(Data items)
════
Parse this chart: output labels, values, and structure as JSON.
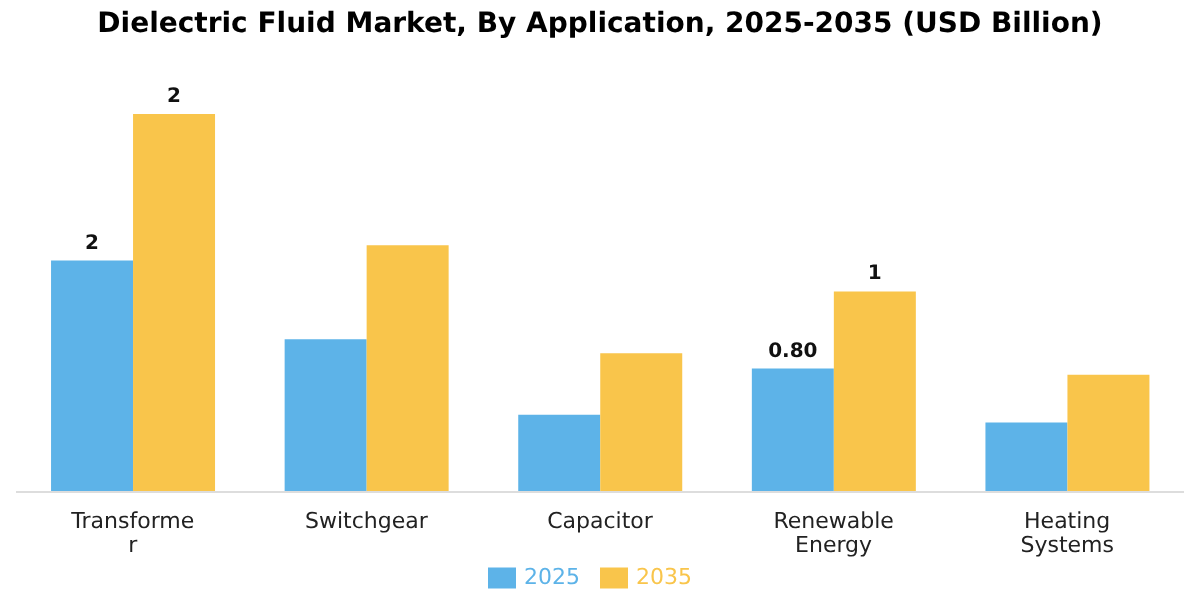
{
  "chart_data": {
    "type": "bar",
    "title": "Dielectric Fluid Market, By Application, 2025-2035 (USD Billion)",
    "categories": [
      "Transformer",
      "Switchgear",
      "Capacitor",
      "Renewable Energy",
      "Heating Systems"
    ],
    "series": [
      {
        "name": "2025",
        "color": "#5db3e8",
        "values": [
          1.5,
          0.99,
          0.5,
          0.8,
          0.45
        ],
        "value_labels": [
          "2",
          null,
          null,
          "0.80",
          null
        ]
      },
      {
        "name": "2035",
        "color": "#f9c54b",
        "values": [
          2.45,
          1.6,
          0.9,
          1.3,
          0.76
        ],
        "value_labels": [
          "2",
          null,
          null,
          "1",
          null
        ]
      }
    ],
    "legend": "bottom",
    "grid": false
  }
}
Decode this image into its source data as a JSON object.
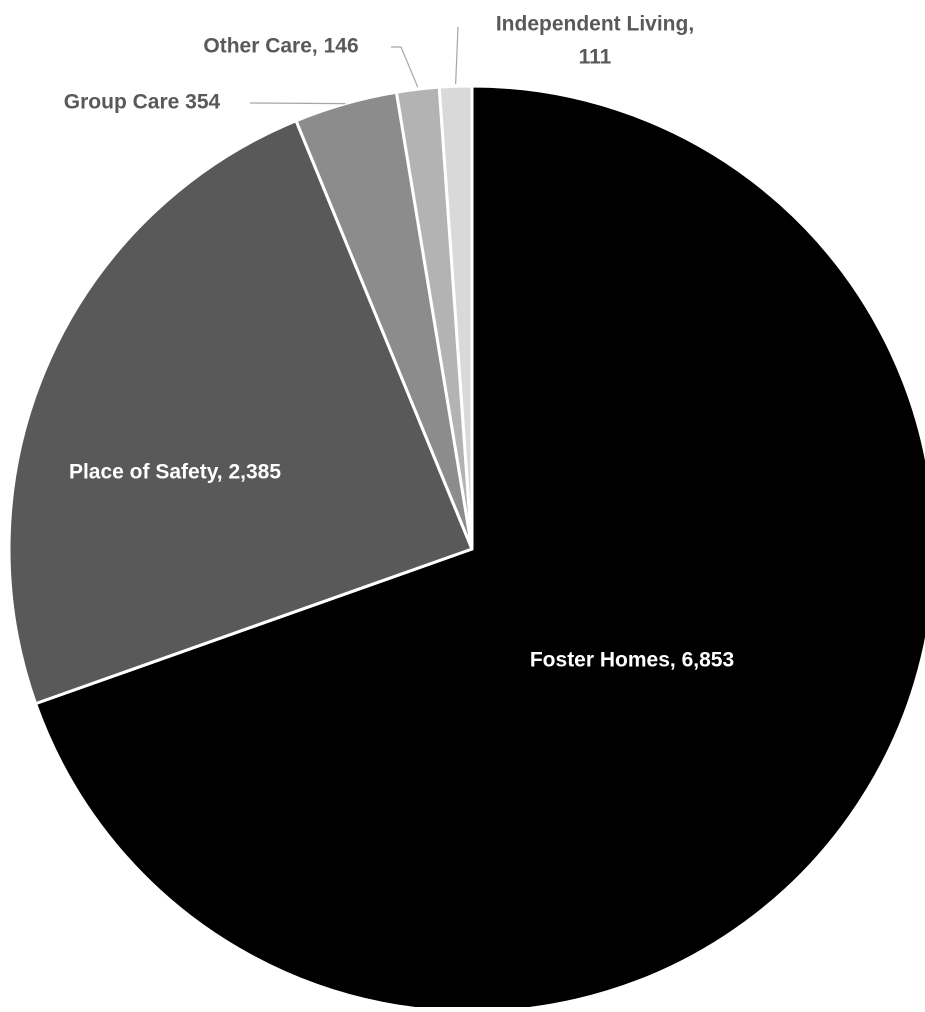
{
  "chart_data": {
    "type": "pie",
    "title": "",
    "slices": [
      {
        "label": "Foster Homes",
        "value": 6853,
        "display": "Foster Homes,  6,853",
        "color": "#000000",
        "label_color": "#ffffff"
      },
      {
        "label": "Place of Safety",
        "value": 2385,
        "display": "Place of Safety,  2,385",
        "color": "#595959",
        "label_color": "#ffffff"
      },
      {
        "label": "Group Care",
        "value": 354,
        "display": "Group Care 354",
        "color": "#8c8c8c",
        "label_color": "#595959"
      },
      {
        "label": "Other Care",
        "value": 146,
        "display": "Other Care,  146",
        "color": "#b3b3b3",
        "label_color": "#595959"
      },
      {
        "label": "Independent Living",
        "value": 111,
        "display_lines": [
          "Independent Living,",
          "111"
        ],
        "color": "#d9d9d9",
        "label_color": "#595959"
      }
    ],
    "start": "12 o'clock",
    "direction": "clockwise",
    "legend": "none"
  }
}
════
REQUIRED WORK ▸ Read the data above and count the lines that include "JSON". Answer only with the count.

RESPONSE TO THE EXERCISE ▸ 2